WHAT IS ASKED =>
Print every entry exactly as written.

DATA IN THIS EXERCISE =>
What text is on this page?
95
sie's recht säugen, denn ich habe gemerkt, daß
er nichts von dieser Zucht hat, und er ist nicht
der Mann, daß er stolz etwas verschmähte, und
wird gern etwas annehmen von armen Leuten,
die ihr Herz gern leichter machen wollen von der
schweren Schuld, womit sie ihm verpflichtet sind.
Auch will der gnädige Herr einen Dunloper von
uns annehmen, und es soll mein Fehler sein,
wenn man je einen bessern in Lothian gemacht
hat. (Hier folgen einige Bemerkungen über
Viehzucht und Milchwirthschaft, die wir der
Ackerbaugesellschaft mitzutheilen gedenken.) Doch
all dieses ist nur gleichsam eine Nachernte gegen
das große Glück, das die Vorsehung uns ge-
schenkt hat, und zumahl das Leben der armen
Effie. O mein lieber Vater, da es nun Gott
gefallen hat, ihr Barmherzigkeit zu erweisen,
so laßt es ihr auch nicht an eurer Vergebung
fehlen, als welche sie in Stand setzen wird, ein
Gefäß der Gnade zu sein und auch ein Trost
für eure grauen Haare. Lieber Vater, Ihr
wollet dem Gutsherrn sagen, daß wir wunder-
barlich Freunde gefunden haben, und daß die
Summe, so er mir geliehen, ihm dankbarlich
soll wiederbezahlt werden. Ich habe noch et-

FINISHED ANSWER =>
What text is on this page?
95
sie's recht säugen, denn ich habe gemerkt, daß
er nichts von dieser Zucht hat, und er ist nicht
der Mann, daß er stolz etwas verschmähte, und
wird gern etwas annehmen von armen Leuten,
die ihr Herz gern leichter machen wollen von der
schweren Schuld, womit sie ihm verpflichtet sind.
Auch will der gnädige Herr einen Dunloper von
uns annehmen, und es soll mein Fehler sein,
wenn man je einen bessern in Lothian gemacht
hat. (Hier folgen einige Bemerkungen über
Viehzucht und Milchwirthschaft, die wir der
Ackerbaugesellschaft mitzutheilen gedenken.) Doch
all dieses ist nur gleichsam eine Nachernte gegen
das große Glück, das die Vorsehung uns ge-
schenkt hat, und zumahl das Leben der armen
Effie. O mein lieber Vater, da es nun Gott
gefallen hat, ihr Barmherzigkeit zu erweisen,
so laßt es ihr auch nicht an eurer Vergebung
fehlen, als welche sie in Stand setzen wird, ein
Gefäß der Gnade zu sein und auch ein Trost
für eure grauen Haare. Lieber Vater, Ihr
wollet dem Gutsherrn sagen, daß wir wunder-
barlich Freunde gefunden haben, und daß die
Summe, so er mir geliehen, ihm dankbarlich
soll wiederbezahlt werden. Ich habe noch et-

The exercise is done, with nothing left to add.